- _WORK TO DO_
In the data below, pick out and copy every line that contains the string "bars".

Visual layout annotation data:
:::

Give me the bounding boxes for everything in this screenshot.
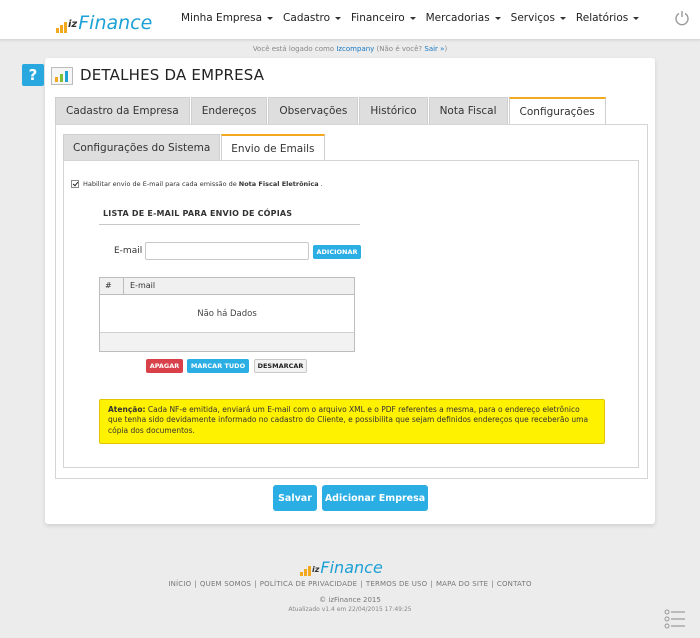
checkbox-label-end: . (320, 180, 323, 188)
tab-enderecos[interactable]: Endereços (190, 97, 268, 124)
nav-label: Financeiro (351, 12, 405, 24)
caret-down-icon (494, 16, 501, 20)
deselect-button[interactable]: DESMARCAR (254, 359, 307, 373)
footer-link-quem-somos[interactable]: QUEM SOMOS (200, 580, 251, 588)
nav-label: Mercadorias (425, 12, 490, 24)
checkbox-label: Habilitar envio de E-mail para cada emis… (83, 180, 237, 188)
logged-user-link[interactable]: Izcompany (336, 45, 374, 53)
footer-link-privacidade[interactable]: POLÍTICA DE PRIVACIDADE (260, 580, 358, 588)
footer-link-contato[interactable]: CONTATO (497, 580, 532, 588)
separator: | (194, 580, 197, 588)
add-company-button[interactable]: Adicionar Empresa (322, 485, 428, 511)
delete-button[interactable]: APAGAR (146, 359, 183, 373)
login-text: Você está logado como (252, 45, 337, 53)
top-navbar: iz Finance Minha Empresa Cadastro Financ… (0, 0, 700, 40)
alert-label: Atenção: (108, 405, 146, 414)
login-text: (Não é você? (374, 45, 425, 53)
email-label: E-mail (114, 246, 143, 256)
email-list-title: LISTA DE E-MAIL PARA ENVIO DE CÓPIAS (99, 209, 360, 225)
footer-link-mapa[interactable]: MAPA DO SITE (436, 580, 488, 588)
caret-down-icon (409, 16, 416, 20)
logo-name: Finance (320, 558, 383, 577)
caret-down-icon (267, 16, 274, 20)
menu-list-icon[interactable] (664, 608, 686, 630)
power-icon[interactable] (674, 10, 690, 26)
separator: | (254, 580, 257, 588)
nav-financeiro[interactable]: Financeiro (346, 12, 421, 24)
column-header-number[interactable]: # (100, 278, 124, 294)
nav-label: Cadastro (283, 12, 331, 24)
footer-updated: Atualizado v1.4 em 22/04/2015 17:49:25 (288, 606, 412, 613)
logo-bars-icon (56, 22, 67, 33)
select-all-button[interactable]: MARCAR TUDO (187, 359, 249, 373)
logo-prefix: iz (312, 565, 320, 574)
login-text: ) (444, 45, 448, 53)
alert-text: Cada NF-e emitida, enviará um E-mail com… (108, 405, 589, 435)
footer-copyright: © izFinance 2015 (319, 596, 381, 604)
nav-label: Minha Empresa (181, 12, 263, 24)
tab-cadastro-empresa[interactable]: Cadastro da Empresa (55, 97, 190, 124)
logout-link[interactable]: Sair » (424, 45, 444, 53)
add-email-button[interactable]: ADICIONAR (313, 245, 361, 259)
separator: | (491, 580, 494, 588)
subtab-envio-emails[interactable]: Envio de Emails (221, 134, 325, 161)
grid-footer (100, 333, 354, 351)
checkbox-label-bold: Nota Fiscal Eletrônica (238, 180, 319, 188)
logo-prefix: iz (68, 19, 78, 30)
nav-minha-empresa[interactable]: Minha Empresa (176, 12, 278, 24)
subtab-config-sistema[interactable]: Configurações do Sistema (63, 134, 221, 160)
nav-servicos[interactable]: Serviços (506, 12, 571, 24)
nav-label: Relatórios (575, 12, 629, 24)
tab-historico[interactable]: Histórico (359, 97, 428, 124)
nav-cadastro[interactable]: Cadastro (278, 12, 346, 24)
email-input[interactable] (145, 242, 309, 260)
save-button[interactable]: Salvar (273, 485, 317, 511)
chart-report-icon (51, 67, 73, 85)
page-title: DETALHES DA EMPRESA (80, 66, 265, 84)
help-icon[interactable]: ? (22, 64, 44, 86)
caret-down-icon (559, 16, 566, 20)
nav-label: Serviços (510, 12, 555, 24)
separator: | (430, 580, 433, 588)
column-header-email[interactable]: E-mail (124, 278, 354, 294)
grid-header: # E-mail (100, 278, 354, 295)
separator: | (360, 580, 363, 588)
attention-alert: Atenção: Cada NF-e emitida, enviará um E… (99, 399, 605, 444)
grid-empty-message: Não há Dados (100, 295, 354, 333)
footer-link-inicio[interactable]: INÍCIO (168, 580, 191, 588)
main-tabs: Cadastro da Empresa Endereços Observaçõe… (55, 97, 607, 125)
login-status: Você está logado como Izcompany (Não é v… (0, 45, 700, 53)
footer-logo[interactable]: iz Finance (300, 556, 383, 576)
caret-down-icon (633, 16, 640, 20)
brand-logo[interactable]: iz Finance (56, 7, 152, 33)
tab-nota-fiscal[interactable]: Nota Fiscal (428, 97, 508, 124)
tab-configuracoes[interactable]: Configurações (508, 97, 606, 125)
logo-bars-icon (300, 566, 311, 576)
nav-relatorios[interactable]: Relatórios (571, 12, 644, 24)
enable-email-checkbox[interactable] (71, 180, 79, 188)
main-nav: Minha Empresa Cadastro Financeiro Mercad… (176, 12, 644, 24)
nav-mercadorias[interactable]: Mercadorias (421, 12, 506, 24)
footer-links: INÍCIO | QUEM SOMOS | POLÍTICA DE PRIVACIDAD… (0, 580, 700, 588)
email-grid: # E-mail Não há Dados (99, 277, 355, 352)
footer-link-termos[interactable]: TERMOS DE USO (366, 580, 428, 588)
logo-name: Finance (78, 12, 153, 34)
tab-observacoes[interactable]: Observações (268, 97, 359, 124)
enable-email-option[interactable]: Habilitar envio de E-mail para cada emis… (71, 180, 323, 188)
sub-tabs: Configurações do Sistema Envio de Emails (63, 134, 326, 161)
caret-down-icon (335, 16, 342, 20)
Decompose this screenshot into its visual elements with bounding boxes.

:::

- _SOLUTION FOR THIS EXERCISE_
logo-bars-icon (56, 22, 67, 33)
logo-bars-icon (300, 566, 311, 576)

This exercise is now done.